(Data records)

▽

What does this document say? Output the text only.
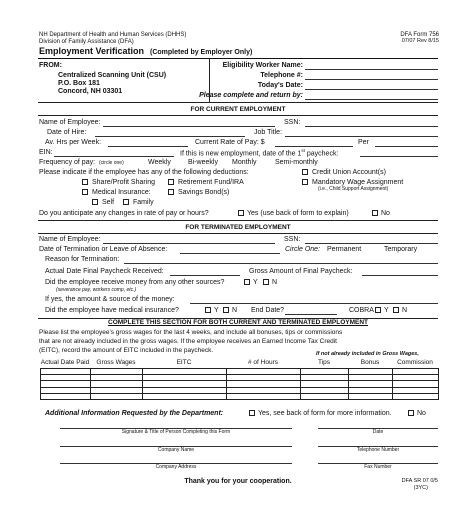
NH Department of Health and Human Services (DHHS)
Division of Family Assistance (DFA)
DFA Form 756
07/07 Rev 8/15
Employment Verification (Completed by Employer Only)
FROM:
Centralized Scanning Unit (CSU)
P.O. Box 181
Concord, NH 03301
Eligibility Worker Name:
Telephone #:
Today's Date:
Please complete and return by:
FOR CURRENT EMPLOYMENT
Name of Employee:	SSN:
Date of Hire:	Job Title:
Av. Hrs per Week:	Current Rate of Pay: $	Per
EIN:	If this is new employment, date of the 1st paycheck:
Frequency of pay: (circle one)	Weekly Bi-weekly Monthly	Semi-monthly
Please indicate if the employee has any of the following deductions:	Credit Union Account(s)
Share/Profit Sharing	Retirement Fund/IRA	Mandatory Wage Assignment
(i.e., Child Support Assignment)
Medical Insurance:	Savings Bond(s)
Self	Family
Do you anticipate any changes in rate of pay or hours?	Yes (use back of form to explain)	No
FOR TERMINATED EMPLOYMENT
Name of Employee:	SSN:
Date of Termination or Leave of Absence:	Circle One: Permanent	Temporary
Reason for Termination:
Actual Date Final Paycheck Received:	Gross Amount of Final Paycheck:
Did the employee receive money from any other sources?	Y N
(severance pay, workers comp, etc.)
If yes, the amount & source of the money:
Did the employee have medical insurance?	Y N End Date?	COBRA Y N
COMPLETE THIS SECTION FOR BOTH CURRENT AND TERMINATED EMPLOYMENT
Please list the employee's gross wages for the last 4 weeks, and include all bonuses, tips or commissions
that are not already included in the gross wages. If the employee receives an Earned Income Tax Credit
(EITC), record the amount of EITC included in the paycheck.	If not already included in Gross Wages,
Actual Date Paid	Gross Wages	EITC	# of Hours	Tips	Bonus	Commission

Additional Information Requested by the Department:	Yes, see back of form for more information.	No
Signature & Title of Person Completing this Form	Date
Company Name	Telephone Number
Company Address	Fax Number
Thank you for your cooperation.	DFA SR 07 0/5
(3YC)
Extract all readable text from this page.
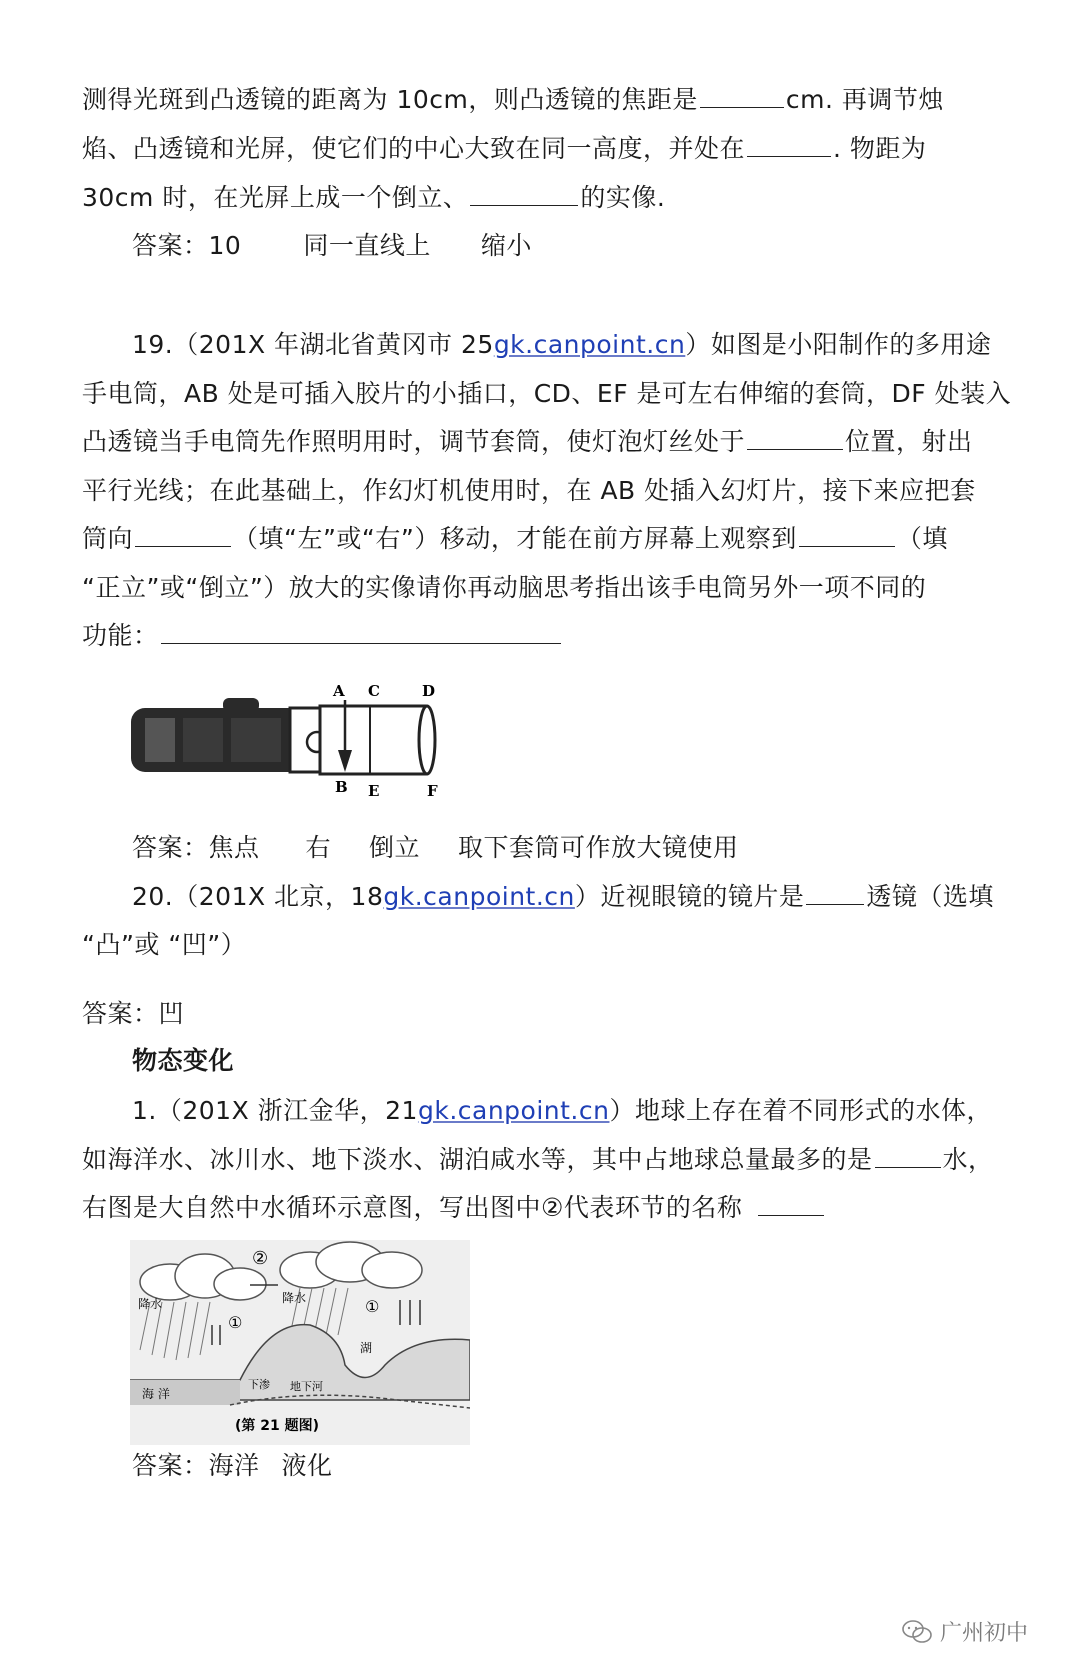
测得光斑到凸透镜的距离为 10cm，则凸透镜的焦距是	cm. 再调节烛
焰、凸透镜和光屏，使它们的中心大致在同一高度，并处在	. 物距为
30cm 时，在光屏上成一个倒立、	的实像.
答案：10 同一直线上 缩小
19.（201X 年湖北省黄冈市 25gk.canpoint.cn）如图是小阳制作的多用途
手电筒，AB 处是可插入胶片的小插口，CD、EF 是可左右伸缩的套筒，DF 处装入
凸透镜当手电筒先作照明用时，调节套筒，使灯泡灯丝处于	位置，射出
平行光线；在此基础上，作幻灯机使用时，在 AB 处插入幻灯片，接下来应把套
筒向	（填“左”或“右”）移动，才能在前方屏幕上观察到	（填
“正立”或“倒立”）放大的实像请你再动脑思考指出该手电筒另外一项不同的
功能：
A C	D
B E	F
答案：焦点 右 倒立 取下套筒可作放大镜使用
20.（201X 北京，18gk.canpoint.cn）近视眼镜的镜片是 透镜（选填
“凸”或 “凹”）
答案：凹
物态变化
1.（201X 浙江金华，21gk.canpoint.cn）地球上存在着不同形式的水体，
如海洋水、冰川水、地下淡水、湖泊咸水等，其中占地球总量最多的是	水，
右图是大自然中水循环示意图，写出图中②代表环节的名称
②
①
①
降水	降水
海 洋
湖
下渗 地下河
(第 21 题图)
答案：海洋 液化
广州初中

△

**WHAT YOU ARE ASKED TO DO:** Copy out the data above exactly, except the pictures.

**TASK ANSWER:**
What does this document say? Output the text only.
NH Department of Health and Human Services (DHHS)
Division of Family Assistance (DFA)
DFA Form 756
07/07 Rev 8/15
Employment Verification (Completed by Employer Only)
FROM:
Centralized Scanning Unit (CSU)
P.O. Box 181
Concord, NH 03301
Eligibility Worker Name:
Telephone #:
Today's Date:
Please complete and return by:
FOR CURRENT EMPLOYMENT
Name of Employee:	SSN:
Date of Hire:	Job Title:
Av. Hrs per Week:	Current Rate of Pay: $	Per
EIN:	If this is new employment, date of the 1st paycheck:
Frequency of pay: (circle one)	Weekly Bi-weekly Monthly	Semi-monthly
Please indicate if the employee has any of the following deductions:	Credit Union Account(s)
Share/Profit Sharing	Retirement Fund/IRA	Mandatory Wage Assignment
(i.e., Child Support Assignment)
Medical Insurance:	Savings Bond(s)
Self	Family
Do you anticipate any changes in rate of pay or hours?	Yes (use back of form to explain)	No
FOR TERMINATED EMPLOYMENT
Name of Employee:	SSN:
Date of Termination or Leave of Absence:	Circle One: Permanent	Temporary
Reason for Termination:
Actual Date Final Paycheck Received:	Gross Amount of Final Paycheck:
Did the employee receive money from any other sources?	Y N
(severance pay, workers comp, etc.)
If yes, the amount & source of the money:
Did the employee have medical insurance?	Y N End Date?	COBRA Y N
COMPLETE THIS SECTION FOR BOTH CURRENT AND TERMINATED EMPLOYMENT
Please list the employee's gross wages for the last 4 weeks, and include all bonuses, tips or commissions
that are not already included in the gross wages. If the employee receives an Earned Income Tax Credit
(EITC), record the amount of EITC included in the paycheck.	If not already included in Gross Wages,
Actual Date Paid	Gross Wages	EITC	# of Hours	Tips	Bonus	Commission

Additional Information Requested by the Department:	Yes, see back of form for more information.	No
Signature & Title of Person Completing this Form	Date
Company Name	Telephone Number
Company Address	Fax Number
Thank you for your cooperation.	DFA SR 07 0/5
(3YC)
Extract all readable text from this page.
测得光斑到凸透镜的距离为 10cm，则凸透镜的焦距是	cm. 再调节烛
焰、凸透镜和光屏，使它们的中心大致在同一高度，并处在	. 物距为
30cm 时，在光屏上成一个倒立、	的实像.
答案：10 同一直线上 缩小
19.（201X 年湖北省黄冈市 25gk.canpoint.cn）如图是小阳制作的多用途
手电筒，AB 处是可插入胶片的小插口，CD、EF 是可左右伸缩的套筒，DF 处装入
凸透镜当手电筒先作照明用时，调节套筒，使灯泡灯丝处于	位置，射出
平行光线；在此基础上，作幻灯机使用时，在 AB 处插入幻灯片，接下来应把套
筒向	（填“左”或“右”）移动，才能在前方屏幕上观察到	（填
“正立”或“倒立”）放大的实像请你再动脑思考指出该手电筒另外一项不同的
功能：
A C	D
B E	F
答案：焦点 右 倒立 取下套筒可作放大镜使用
20.（201X 北京，18gk.canpoint.cn）近视眼镜的镜片是 透镜（选填
“凸”或 “凹”）
答案：凹
物态变化
1.（201X 浙江金华，21gk.canpoint.cn）地球上存在着不同形式的水体，
如海洋水、冰川水、地下淡水、湖泊咸水等，其中占地球总量最多的是	水，
右图是大自然中水循环示意图，写出图中②代表环节的名称
②
①
①
降水	降水
海 洋
湖
下渗 地下河
(第 21 题图)
答案：海洋 液化
广州初中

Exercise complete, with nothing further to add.